An exact copy of every record is needed.

● Provided material
+++

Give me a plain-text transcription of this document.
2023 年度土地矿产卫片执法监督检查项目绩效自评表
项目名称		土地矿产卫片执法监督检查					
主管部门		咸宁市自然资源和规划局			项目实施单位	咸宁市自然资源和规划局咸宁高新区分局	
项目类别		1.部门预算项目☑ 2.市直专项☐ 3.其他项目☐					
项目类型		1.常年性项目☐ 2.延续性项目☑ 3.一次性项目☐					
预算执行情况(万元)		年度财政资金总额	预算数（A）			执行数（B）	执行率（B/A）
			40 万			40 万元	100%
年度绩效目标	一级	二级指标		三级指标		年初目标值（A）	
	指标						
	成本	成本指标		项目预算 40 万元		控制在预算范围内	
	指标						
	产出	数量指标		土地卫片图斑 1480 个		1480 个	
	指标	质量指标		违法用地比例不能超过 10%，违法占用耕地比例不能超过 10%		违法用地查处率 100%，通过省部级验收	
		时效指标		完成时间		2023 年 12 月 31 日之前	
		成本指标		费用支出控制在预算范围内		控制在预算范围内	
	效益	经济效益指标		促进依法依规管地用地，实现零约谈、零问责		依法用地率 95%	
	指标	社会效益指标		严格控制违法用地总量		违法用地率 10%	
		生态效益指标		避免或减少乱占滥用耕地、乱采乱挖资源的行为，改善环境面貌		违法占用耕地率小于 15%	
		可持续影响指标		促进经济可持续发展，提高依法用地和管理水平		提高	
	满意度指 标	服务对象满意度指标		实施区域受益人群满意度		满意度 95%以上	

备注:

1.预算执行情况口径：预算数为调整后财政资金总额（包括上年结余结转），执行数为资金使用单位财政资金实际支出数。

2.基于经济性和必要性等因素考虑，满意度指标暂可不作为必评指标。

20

+++

● Complete output
Give me a plain-text transcription of this document.
2023 年度土地矿产卫片执法监督检查项目绩效自评表
项目名称		土地矿产卫片执法监督检查					
主管部门		咸宁市自然资源和规划局			项目实施单位	咸宁市自然资源和规划局咸宁高新区分局	
项目类别		1.部门预算项目☑ 2.市直专项☐ 3.其他项目☐					
项目类型		1.常年性项目☐ 2.延续性项目☑ 3.一次性项目☐					
预算执行情况(万元)		年度财政资金总额	预算数（A）			执行数（B）	执行率（B/A）
			40 万			40 万元	100%
年度绩效目标	一级	二级指标		三级指标		年初目标值（A）	
	指标						
	成本	成本指标		项目预算 40 万元		控制在预算范围内	
	指标						
	产出	数量指标		土地卫片图斑 1480 个		1480 个	
	指标	质量指标		违法用地比例不能超过 10%，违法占用耕地比例不能超过 10%		违法用地查处率 100%，通过省部级验收	
		时效指标		完成时间		2023 年 12 月 31 日之前	
		成本指标		费用支出控制在预算范围内		控制在预算范围内	
	效益	经济效益指标		促进依法依规管地用地，实现零约谈、零问责		依法用地率 95%	
	指标	社会效益指标		严格控制违法用地总量		违法用地率 10%	
		生态效益指标		避免或减少乱占滥用耕地、乱采乱挖资源的行为，改善环境面貌		违法占用耕地率小于 15%	
		可持续影响指标		促进经济可持续发展，提高依法用地和管理水平		提高	
	满意度指 标	服务对象满意度指标		实施区域受益人群满意度		满意度 95%以上	

备注:

1.预算执行情况口径：预算数为调整后财政资金总额（包括上年结余结转），执行数为资金使用单位财政资金实际支出数。

2.基于经济性和必要性等因素考虑，满意度指标暂可不作为必评指标。

20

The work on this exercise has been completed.